* Exercise aim: Note each line where "grid" appears, and copy it.

* start Information provided *

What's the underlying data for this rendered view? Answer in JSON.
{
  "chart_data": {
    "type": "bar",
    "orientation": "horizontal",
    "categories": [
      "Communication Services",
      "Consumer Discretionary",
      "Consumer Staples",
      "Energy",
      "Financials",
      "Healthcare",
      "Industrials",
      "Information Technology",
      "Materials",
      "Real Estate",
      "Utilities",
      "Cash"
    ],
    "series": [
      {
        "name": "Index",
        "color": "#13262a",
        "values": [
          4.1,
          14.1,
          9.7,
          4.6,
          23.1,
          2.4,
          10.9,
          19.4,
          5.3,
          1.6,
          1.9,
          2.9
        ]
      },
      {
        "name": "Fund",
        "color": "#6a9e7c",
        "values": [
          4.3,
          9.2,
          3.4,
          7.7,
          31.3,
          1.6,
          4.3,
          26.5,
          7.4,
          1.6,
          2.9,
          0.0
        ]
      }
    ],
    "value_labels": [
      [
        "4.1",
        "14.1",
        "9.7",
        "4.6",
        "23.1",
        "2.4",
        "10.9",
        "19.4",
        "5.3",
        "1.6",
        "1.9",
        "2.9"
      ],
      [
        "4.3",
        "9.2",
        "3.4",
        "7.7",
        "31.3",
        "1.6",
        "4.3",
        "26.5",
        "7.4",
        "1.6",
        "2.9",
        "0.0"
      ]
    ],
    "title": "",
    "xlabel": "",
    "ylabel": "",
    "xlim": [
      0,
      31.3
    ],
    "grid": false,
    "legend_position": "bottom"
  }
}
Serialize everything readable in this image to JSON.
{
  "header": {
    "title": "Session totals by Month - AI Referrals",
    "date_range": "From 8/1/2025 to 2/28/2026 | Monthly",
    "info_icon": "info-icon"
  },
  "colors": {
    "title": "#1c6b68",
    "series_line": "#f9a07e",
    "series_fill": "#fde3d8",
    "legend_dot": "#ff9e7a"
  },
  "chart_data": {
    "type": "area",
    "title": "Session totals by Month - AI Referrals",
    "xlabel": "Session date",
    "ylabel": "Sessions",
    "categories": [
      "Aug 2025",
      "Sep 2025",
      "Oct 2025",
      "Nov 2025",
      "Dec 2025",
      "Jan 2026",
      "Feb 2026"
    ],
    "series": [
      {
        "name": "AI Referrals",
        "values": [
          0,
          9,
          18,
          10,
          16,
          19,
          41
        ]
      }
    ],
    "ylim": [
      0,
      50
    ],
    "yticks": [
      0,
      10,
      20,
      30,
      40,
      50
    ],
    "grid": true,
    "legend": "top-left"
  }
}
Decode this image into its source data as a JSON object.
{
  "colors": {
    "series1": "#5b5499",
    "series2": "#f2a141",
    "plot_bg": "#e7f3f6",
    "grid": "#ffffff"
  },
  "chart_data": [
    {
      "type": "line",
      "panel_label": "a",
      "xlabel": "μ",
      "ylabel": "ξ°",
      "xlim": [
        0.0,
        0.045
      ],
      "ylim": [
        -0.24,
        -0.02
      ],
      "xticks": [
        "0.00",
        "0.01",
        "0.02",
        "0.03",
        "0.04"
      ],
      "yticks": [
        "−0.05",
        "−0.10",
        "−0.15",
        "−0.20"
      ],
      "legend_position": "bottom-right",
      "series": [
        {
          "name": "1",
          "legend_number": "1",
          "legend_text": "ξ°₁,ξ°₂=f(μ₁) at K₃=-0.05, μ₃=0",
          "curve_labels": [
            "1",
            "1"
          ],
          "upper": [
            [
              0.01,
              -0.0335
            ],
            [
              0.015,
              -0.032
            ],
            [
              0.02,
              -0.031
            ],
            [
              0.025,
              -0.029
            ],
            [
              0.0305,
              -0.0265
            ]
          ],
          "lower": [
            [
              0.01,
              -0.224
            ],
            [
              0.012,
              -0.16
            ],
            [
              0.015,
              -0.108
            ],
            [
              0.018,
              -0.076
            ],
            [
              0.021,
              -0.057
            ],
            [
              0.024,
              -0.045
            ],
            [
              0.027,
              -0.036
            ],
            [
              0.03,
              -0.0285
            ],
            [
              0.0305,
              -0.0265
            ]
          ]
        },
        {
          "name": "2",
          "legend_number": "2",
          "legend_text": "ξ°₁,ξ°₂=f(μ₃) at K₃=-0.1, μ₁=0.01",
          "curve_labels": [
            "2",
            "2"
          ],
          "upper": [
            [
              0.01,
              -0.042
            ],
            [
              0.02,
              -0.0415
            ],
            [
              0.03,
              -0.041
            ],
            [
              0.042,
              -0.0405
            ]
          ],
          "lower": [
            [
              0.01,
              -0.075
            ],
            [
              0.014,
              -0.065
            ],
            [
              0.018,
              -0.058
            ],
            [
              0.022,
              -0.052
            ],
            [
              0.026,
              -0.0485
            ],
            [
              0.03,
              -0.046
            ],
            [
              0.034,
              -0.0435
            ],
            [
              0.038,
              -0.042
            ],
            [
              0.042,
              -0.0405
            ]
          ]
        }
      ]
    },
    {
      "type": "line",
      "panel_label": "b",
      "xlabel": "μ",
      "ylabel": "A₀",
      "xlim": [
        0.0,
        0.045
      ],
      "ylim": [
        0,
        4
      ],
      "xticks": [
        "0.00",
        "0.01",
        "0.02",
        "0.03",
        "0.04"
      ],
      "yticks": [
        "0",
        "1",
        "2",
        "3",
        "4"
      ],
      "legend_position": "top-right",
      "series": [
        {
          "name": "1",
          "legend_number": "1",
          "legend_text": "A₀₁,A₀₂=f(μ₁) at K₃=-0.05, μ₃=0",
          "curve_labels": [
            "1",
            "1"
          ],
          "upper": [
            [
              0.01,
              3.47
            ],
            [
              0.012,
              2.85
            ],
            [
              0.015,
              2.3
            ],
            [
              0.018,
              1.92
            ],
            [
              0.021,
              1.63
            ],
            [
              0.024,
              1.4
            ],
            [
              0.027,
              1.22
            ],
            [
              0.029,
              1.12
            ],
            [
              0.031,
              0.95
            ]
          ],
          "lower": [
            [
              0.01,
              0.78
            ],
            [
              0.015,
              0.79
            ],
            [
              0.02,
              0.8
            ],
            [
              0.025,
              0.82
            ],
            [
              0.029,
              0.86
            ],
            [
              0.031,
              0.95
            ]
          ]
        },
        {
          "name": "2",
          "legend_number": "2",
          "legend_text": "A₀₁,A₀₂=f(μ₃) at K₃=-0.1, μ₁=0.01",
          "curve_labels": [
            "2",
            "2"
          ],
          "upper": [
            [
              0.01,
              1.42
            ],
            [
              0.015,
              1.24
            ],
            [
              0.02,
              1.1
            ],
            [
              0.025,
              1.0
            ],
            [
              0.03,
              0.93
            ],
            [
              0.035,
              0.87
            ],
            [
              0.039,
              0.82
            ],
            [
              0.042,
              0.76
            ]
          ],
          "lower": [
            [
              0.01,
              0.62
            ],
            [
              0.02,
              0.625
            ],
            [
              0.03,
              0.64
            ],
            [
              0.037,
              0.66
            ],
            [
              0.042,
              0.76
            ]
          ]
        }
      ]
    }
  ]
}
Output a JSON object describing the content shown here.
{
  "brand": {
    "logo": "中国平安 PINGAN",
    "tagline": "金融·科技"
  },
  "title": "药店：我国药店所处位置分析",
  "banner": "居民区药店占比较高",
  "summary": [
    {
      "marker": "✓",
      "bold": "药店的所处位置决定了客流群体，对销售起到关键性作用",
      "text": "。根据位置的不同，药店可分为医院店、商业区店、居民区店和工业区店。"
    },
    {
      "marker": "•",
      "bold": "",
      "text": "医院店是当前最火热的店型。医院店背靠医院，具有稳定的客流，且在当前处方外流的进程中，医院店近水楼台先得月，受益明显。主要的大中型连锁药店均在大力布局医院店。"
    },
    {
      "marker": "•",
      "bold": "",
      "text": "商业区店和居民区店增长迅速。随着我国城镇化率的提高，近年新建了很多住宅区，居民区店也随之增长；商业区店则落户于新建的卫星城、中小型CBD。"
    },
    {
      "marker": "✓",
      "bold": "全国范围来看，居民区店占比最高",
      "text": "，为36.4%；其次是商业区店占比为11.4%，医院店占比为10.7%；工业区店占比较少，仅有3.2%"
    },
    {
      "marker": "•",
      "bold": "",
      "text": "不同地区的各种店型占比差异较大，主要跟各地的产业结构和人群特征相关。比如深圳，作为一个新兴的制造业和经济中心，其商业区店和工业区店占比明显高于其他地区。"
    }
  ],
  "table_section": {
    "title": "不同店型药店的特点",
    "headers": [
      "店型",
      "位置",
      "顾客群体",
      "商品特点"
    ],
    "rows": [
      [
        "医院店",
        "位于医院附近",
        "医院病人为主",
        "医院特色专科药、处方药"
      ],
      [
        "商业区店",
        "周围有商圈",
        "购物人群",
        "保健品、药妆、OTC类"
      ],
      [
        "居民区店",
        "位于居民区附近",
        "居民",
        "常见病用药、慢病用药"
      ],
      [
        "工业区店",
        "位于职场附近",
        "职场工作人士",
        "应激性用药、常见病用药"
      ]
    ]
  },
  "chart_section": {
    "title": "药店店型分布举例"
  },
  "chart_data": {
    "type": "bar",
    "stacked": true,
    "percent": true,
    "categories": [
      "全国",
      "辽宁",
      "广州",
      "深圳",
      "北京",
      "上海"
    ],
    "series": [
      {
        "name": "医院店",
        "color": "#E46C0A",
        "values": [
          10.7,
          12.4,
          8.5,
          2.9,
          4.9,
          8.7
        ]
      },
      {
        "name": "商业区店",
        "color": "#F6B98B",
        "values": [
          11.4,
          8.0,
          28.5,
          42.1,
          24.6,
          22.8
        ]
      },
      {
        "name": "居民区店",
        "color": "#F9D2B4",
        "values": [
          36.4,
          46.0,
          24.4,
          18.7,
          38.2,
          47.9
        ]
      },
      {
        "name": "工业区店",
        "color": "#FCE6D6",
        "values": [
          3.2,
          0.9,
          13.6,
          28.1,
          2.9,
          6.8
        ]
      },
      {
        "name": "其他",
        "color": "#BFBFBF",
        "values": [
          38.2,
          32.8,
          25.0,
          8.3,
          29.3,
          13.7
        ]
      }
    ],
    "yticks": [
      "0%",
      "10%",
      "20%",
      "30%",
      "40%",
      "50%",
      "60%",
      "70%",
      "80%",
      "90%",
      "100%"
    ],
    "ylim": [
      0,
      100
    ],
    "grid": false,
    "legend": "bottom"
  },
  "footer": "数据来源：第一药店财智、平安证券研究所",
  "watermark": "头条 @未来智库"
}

* end Information provided *

* Task answer:
    "grid": false,
    "grid": true,
    "grid": "#ffffff"
    "grid": false,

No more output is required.